* _Given instruction_: Copy out exactly every line from the line containing "Transcribe the text in this document." until the records below end, inclusive of both boundary lines.

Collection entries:
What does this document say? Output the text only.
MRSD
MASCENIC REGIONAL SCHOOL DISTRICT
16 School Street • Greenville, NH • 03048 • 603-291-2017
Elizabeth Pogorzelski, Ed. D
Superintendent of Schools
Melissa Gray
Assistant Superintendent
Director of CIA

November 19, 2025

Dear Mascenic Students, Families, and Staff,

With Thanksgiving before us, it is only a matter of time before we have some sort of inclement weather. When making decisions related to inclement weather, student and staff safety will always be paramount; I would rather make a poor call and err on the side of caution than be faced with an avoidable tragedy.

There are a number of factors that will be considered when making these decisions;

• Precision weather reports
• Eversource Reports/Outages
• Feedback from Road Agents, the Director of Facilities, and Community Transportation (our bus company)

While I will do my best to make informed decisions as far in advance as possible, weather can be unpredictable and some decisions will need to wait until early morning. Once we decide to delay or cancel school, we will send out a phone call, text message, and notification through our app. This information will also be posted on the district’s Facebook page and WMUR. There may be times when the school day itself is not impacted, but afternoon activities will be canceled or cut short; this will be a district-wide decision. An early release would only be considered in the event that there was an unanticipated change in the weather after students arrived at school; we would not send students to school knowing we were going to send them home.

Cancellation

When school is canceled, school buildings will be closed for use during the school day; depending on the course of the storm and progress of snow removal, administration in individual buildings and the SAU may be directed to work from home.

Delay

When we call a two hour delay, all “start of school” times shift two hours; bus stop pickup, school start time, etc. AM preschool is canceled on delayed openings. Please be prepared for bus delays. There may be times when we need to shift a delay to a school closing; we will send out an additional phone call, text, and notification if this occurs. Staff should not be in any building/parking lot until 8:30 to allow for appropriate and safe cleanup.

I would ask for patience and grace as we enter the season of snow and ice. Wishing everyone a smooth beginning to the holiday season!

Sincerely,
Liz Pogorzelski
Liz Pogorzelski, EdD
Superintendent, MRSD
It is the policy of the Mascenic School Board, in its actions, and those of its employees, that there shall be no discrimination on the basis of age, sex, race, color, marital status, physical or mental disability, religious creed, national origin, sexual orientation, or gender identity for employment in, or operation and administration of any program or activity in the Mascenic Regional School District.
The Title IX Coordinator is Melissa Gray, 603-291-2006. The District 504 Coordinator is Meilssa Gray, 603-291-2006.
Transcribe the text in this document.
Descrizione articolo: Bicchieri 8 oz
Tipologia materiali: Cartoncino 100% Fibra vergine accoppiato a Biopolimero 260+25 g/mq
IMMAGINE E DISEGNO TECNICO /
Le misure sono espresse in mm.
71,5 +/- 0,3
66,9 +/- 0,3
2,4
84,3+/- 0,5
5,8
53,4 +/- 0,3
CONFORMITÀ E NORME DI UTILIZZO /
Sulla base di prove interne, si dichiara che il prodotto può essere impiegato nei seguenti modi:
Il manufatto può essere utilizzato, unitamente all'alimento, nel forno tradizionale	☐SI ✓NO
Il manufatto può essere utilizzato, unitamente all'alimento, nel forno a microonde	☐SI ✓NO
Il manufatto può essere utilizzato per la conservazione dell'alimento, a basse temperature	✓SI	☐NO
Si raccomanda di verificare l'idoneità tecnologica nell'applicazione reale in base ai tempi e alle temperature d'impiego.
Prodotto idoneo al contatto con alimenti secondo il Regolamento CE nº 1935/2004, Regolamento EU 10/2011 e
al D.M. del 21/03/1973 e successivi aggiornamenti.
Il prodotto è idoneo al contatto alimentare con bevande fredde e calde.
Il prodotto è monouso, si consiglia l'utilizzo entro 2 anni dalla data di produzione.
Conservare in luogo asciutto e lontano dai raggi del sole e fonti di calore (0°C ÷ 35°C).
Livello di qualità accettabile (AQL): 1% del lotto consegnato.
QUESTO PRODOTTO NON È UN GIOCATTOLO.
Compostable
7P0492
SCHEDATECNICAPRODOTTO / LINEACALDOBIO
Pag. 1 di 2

* _Reply_:
Transcribe the text in this document.
Descrizione articolo: Bicchieri 8 oz
Tipologia materiali: Cartoncino 100% Fibra vergine accoppiato a Biopolimero 260+25 g/mq
IMMAGINE E DISEGNO TECNICO /
Le misure sono espresse in mm.
71,5 +/- 0,3
66,9 +/- 0,3
2,4
84,3+/- 0,5
5,8
53,4 +/- 0,3
CONFORMITÀ E NORME DI UTILIZZO /
Sulla base di prove interne, si dichiara che il prodotto può essere impiegato nei seguenti modi:
Il manufatto può essere utilizzato, unitamente all'alimento, nel forno tradizionale	☐SI ✓NO
Il manufatto può essere utilizzato, unitamente all'alimento, nel forno a microonde	☐SI ✓NO
Il manufatto può essere utilizzato per la conservazione dell'alimento, a basse temperature	✓SI	☐NO
Si raccomanda di verificare l'idoneità tecnologica nell'applicazione reale in base ai tempi e alle temperature d'impiego.
Prodotto idoneo al contatto con alimenti secondo il Regolamento CE nº 1935/2004, Regolamento EU 10/2011 e
al D.M. del 21/03/1973 e successivi aggiornamenti.
Il prodotto è idoneo al contatto alimentare con bevande fredde e calde.
Il prodotto è monouso, si consiglia l'utilizzo entro 2 anni dalla data di produzione.
Conservare in luogo asciutto e lontano dai raggi del sole e fonti di calore (0°C ÷ 35°C).
Livello di qualità accettabile (AQL): 1% del lotto consegnato.
QUESTO PRODOTTO NON È UN GIOCATTOLO.
Compostable
7P0492
SCHEDATECNICAPRODOTTO / LINEACALDOBIO
Pag. 1 di 2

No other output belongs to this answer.